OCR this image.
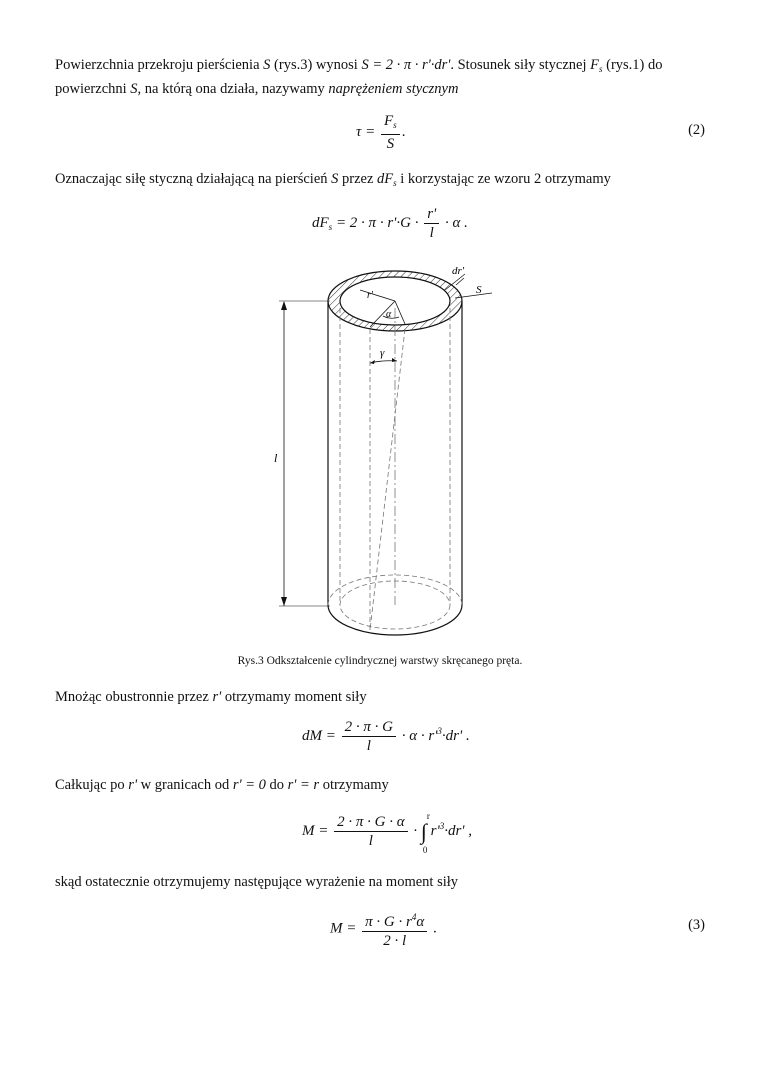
Powierzchnia przekroju pierścienia S (rys.3) wynosi S = 2 · π · r'·dr'. Stosunek siły stycznej $F_s$ (rys.1) do powierzchni S, na którą ona działa, nazywamy naprężeniem stycznym

$\tau = \frac{F_s}{S}$ .	(2)

Oznaczając siłę styczną działającą na pierścień S przez $dF_s$ i korzystając ze wzoru 2 otrzymamy

$dF_s = 2 \cdot \pi \cdot r'\cdot G \cdot \frac{r'}{l} \cdot \alpha$ .
dr'
S
r'
α
γ
l
Rys.3 Odkształcenie cylindrycznej warstwy skręcanego pręta.

Mnożąc obustronnie przez r' otrzymamy moment siły

dM = $\frac{2 \cdot \pi \cdot G}{l} \cdot \alpha \cdot r'^3\cdot dr'$ .

Całkując po r' w granicach od r' = 0 do r' = r otrzymamy

$M = \frac{2 \cdot \pi \cdot G \cdot \alpha}{l}$ · ∫
r
0
$r'^3\cdot dr'$ ,

skąd ostatecznie otrzymujemy następujące wyrażenie na moment siły

$M = \frac{\pi \cdot G \cdot r^4\alpha}{2 \cdot l}$ .	(3)
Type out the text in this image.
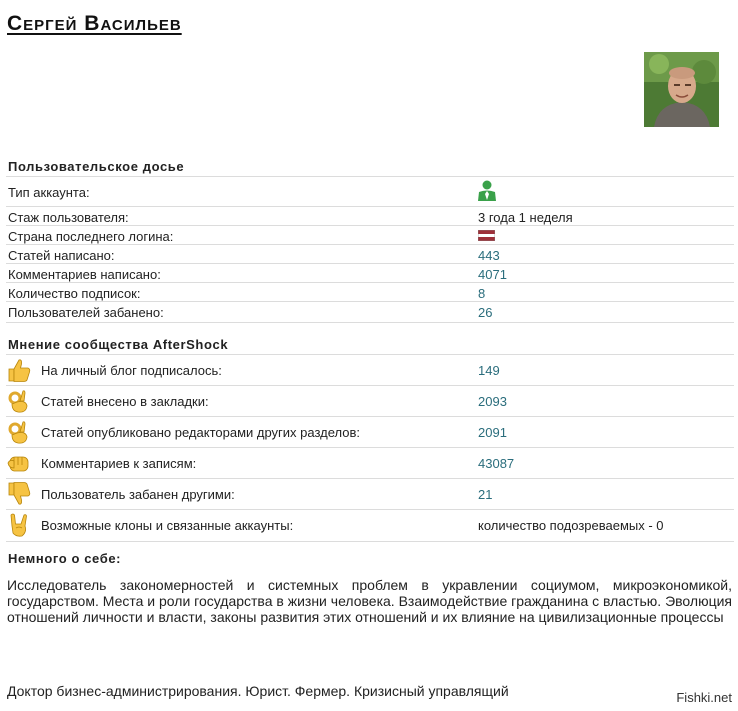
Сергей Васильев
Пользовательское досье
Тип аккаунта:
Стаж пользователя:	3 года 1 неделя
Страна последнего логина:
Статей написано:	443
Комментариев написано:	4071
Количество подписок:	8
Пользователей забанено:	26
Мнение сообщества AfterShock
На личный блог подписалось:	149
Статей внесено в закладки:	2093
Статей опубликовано редакторами других разделов:	2091
Комментариев к записям:	43087
Пользователь забанен другими:	21
Возможные клоны и связанные аккаунты:	количество подозреваемых - 0
Немного о себе:

Исследователь закономерностей и системных проблем в укравлении социумом, микроэкономикой, государством. Места и роли государства в жизни человека. Взаимодействие гражданина с властью. Эволюция отношений личности и власти, законы развития этих отношений и их влияние на цивилизационные процессы

Доктор бизнес-администрирования. Юрист. Фермер. Кризисный управлящий	Fishki.net
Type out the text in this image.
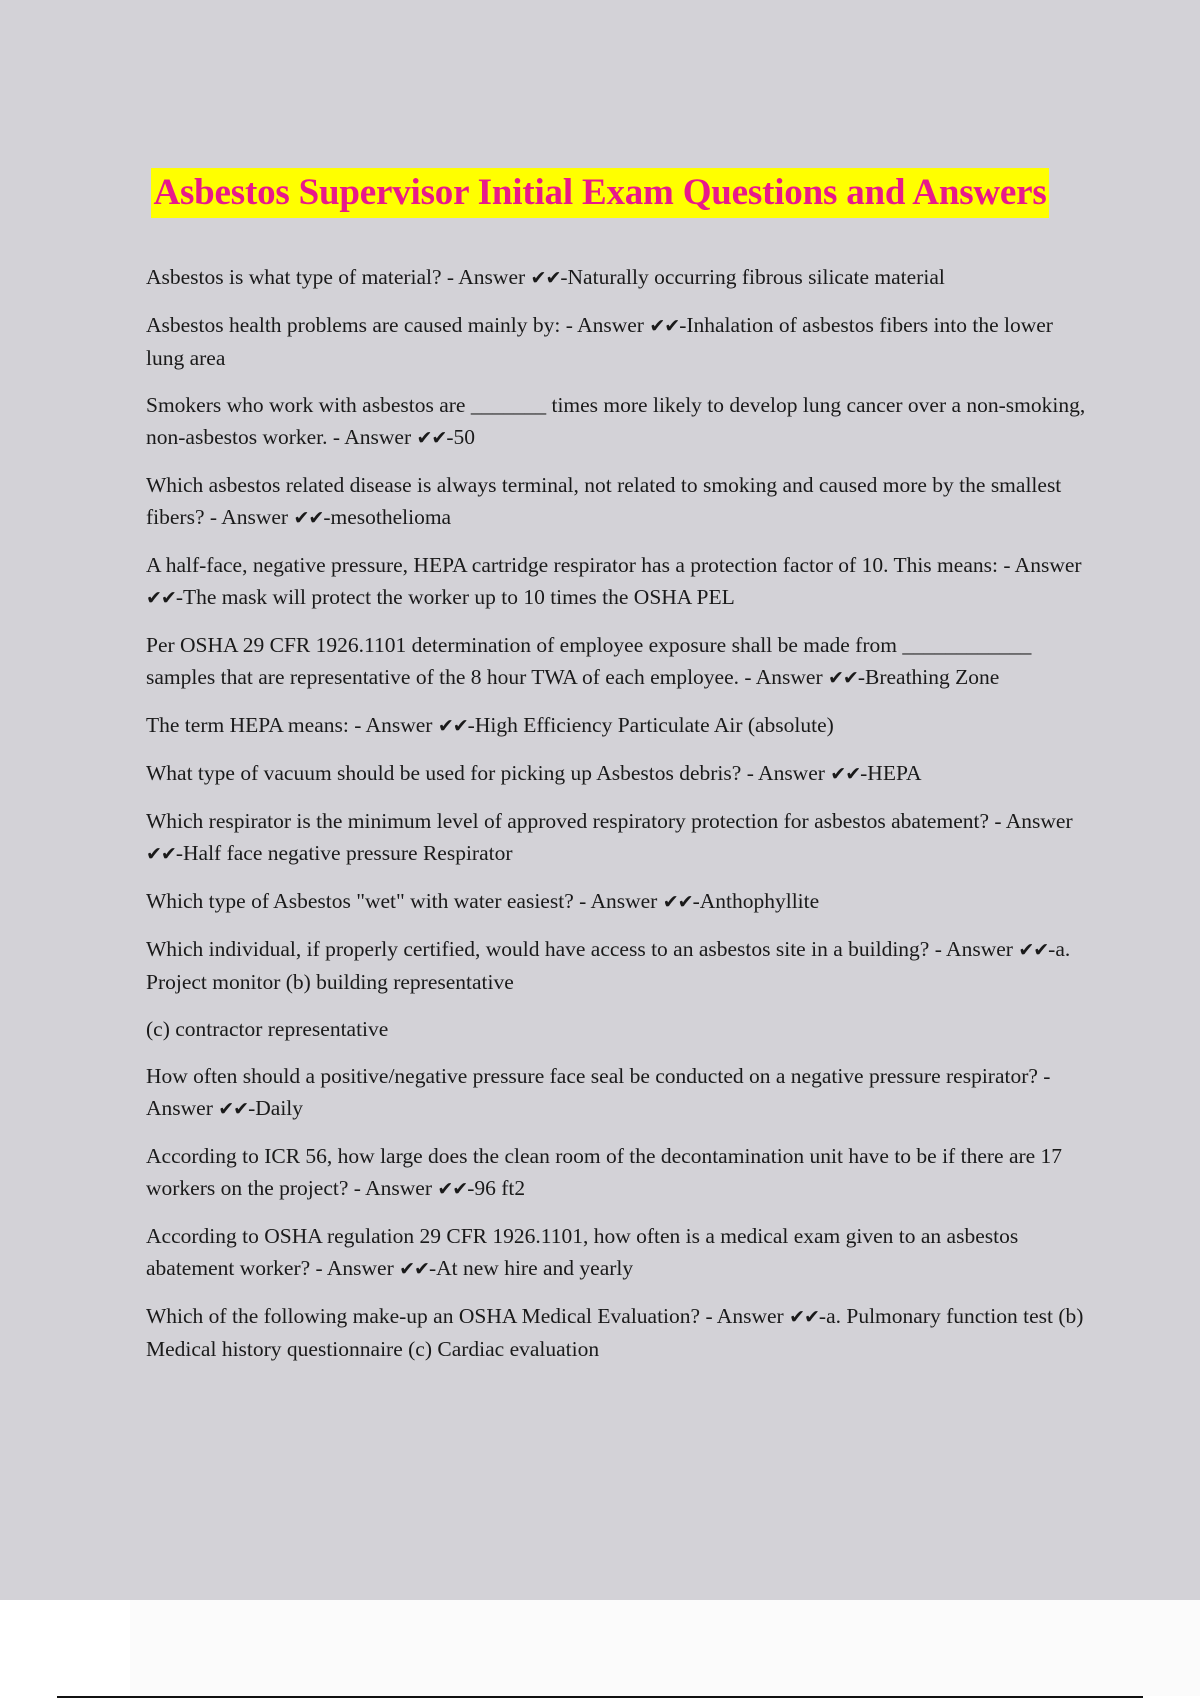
Asbestos Supervisor Initial Exam Questions and Answers

Asbestos is what type of material? - Answer ✔✔-Naturally occurring fibrous silicate material

Asbestos health problems are caused mainly by: - Answer ✔✔-Inhalation of asbestos fibers into the lower lung area

Smokers who work with asbestos are _______ times more likely to develop lung cancer over a non-smoking, non-asbestos worker. - Answer ✔✔-50

Which asbestos related disease is always terminal, not related to smoking and caused more by the smallest fibers? - Answer ✔✔-mesothelioma

A half-face, negative pressure, HEPA cartridge respirator has a protection factor of 10. This means: - Answer ✔✔-The mask will protect the worker up to 10 times the OSHA PEL

Per OSHA 29 CFR 1926.1101 determination of employee exposure shall be made from ____________ samples that are representative of the 8 hour TWA of each employee. - Answer ✔✔-Breathing Zone

The term HEPA means: - Answer ✔✔-High Efficiency Particulate Air (absolute)

What type of vacuum should be used for picking up Asbestos debris? - Answer ✔✔-HEPA

Which respirator is the minimum level of approved respiratory protection for asbestos abatement? - Answer ✔✔-Half face negative pressure Respirator

Which type of Asbestos "wet" with water easiest? - Answer ✔✔-Anthophyllite

Which individual, if properly certified, would have access to an asbestos site in a building? - Answer ✔✔-a. Project monitor (b) building representative

(c) contractor representative

How often should a positive/negative pressure face seal be conducted on a negative pressure respirator? - Answer ✔✔-Daily

According to ICR 56, how large does the clean room of the decontamination unit have to be if there are 17 workers on the project? - Answer ✔✔-96 ft2

According to OSHA regulation 29 CFR 1926.1101, how often is a medical exam given to an asbestos abatement worker? - Answer ✔✔-At new hire and yearly

Which of the following make-up an OSHA Medical Evaluation? - Answer ✔✔-a. Pulmonary function test (b) Medical history questionnaire (c) Cardiac evaluation
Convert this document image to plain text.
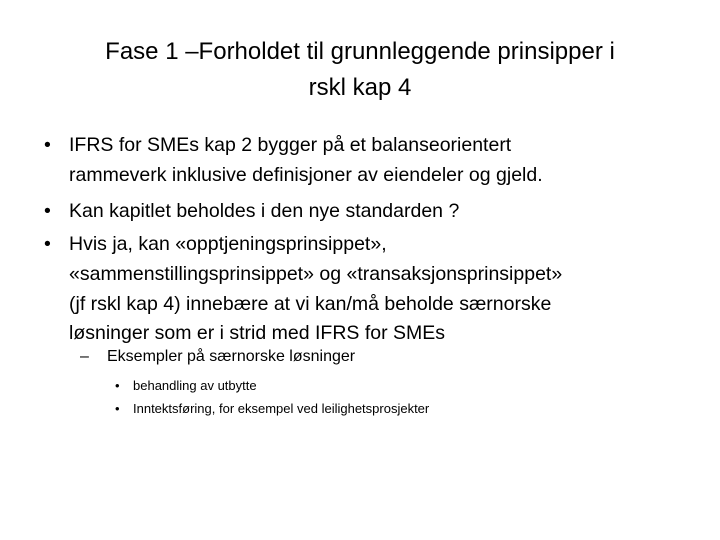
Fase 1 –Forholdet til grunnleggende prinsipper i
rskl kap 4
• IFRS for SMEs kap 2 bygger på et balanseorientert
rammeverk inklusive definisjoner av eiendeler og gjeld.
• Kan kapitlet beholdes i den nye standarden ?
• Hvis ja, kan «opptjeningsprinsippet»,
«sammenstillingsprinsippet» og «transaksjonsprinsippet»
(jf rskl kap 4) innebære at vi kan/må beholde særnorske
løsninger som er i strid med IFRS for SMEs
– Eksempler på særnorske løsninger
• behandling av utbytte
• Inntektsføring, for eksempel ved leilighetsprosjekter
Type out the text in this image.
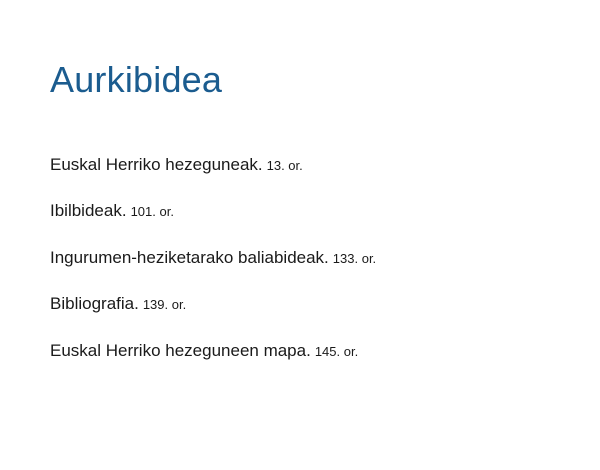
Aurkibidea

Euskal Herriko hezeguneak. 13. or.

Ibilbideak. 101. or.

Ingurumen-heziketarako baliabideak. 133. or.

Bibliografia. 139. or.

Euskal Herriko hezeguneen mapa. 145. or.
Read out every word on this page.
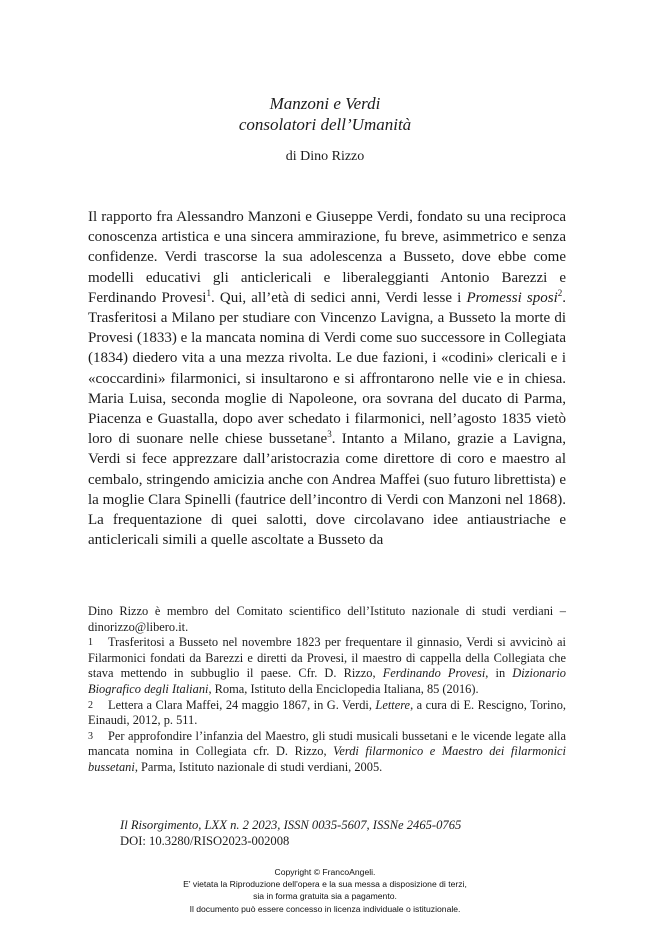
Manzoni e Verdi
consolatori dell’Umanità
di Dino Rizzo

Il rapporto fra Alessandro Manzoni e Giuseppe Verdi, fondato su una reciproca conoscenza artistica e una sincera ammirazione, fu breve, asimmetrico e senza confidenze. Verdi trascorse la sua adolescenza a Busseto, dove ebbe come modelli educativi gli anticlericali e liberaleggianti Antonio Barezzi e Ferdinando Provesi$^1$. Qui, all’età di sedici anni, Verdi lesse i Promessi sposi$^2$. Trasferitosi a Milano per studiare con Vincenzo Lavigna, a Busseto la morte di Provesi (1833) e la mancata nomina di Verdi come suo successore in Collegiata (1834) diedero vita a una mezza rivolta. Le due fazioni, i «codini» clericali e i «coccardini» filarmonici, si insultarono e si affrontarono nelle vie e in chiesa. Maria Luisa, seconda moglie di Napoleone, ora sovrana del ducato di Parma, Piacenza e Guastalla, dopo aver schedato i filarmonici, nell’agosto 1835 vietò loro di suonare nelle chiese bussetane$^3$. Intanto a Milano, grazie a Lavigna, Verdi si fece apprezzare dall’aristocrazia come direttore di coro e maestro al cembalo, stringendo amicizia anche con Andrea Maffei (suo futuro librettista) e la moglie Clara Spinelli (fautrice dell’incontro di Verdi con Manzoni nel 1868). La frequentazione di quei salotti, dove circolavano idee antiaustriache e anticlericali simili a quelle ascoltate a Busseto da

Dino Rizzo è membro del Comitato scientifico dell’Istituto nazionale di studi verdiani – dinorizzo@libero.it.

1 Trasferitosi a Busseto nel novembre 1823 per frequentare il ginnasio, Verdi si avvicinò ai Filarmonici fondati da Barezzi e diretti da Provesi, il maestro di cappella della Collegiata che stava mettendo in subbuglio il paese. Cfr. D. Rizzo, Ferdinando Provesi, in Dizionario Biografico degli Italiani, Roma, Istituto della Enciclopedia Italiana, 85 (2016).

2 Lettera a Clara Maffei, 24 maggio 1867, in G. Verdi, Lettere, a cura di E. Rescigno, Torino, Einaudi, 2012, p. 511.

3 Per approfondire l’infanzia del Maestro, gli studi musicali bussetani e le vicende legate alla mancata nomina in Collegiata cfr. D. Rizzo, Verdi filarmonico e Maestro dei filarmonici bussetani, Parma, Istituto nazionale di studi verdiani, 2005.

Il Risorgimento, LXX n. 2 2023, ISSN 0035-5607, ISSNe 2465-0765
DOI: 10.3280/RISO2023-002008
Copyright © FrancoAngeli.
E' vietata la Riproduzione dell'opera e la sua messa a disposizione di terzi,
sia in forma gratuita sia a pagamento.
Il documento può essere concesso in licenza individuale o istituzionale.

+++++

» Task directions: For the data above, state how many lines contain "Istituto"; the number is the whole answer.

» Solved problem: 3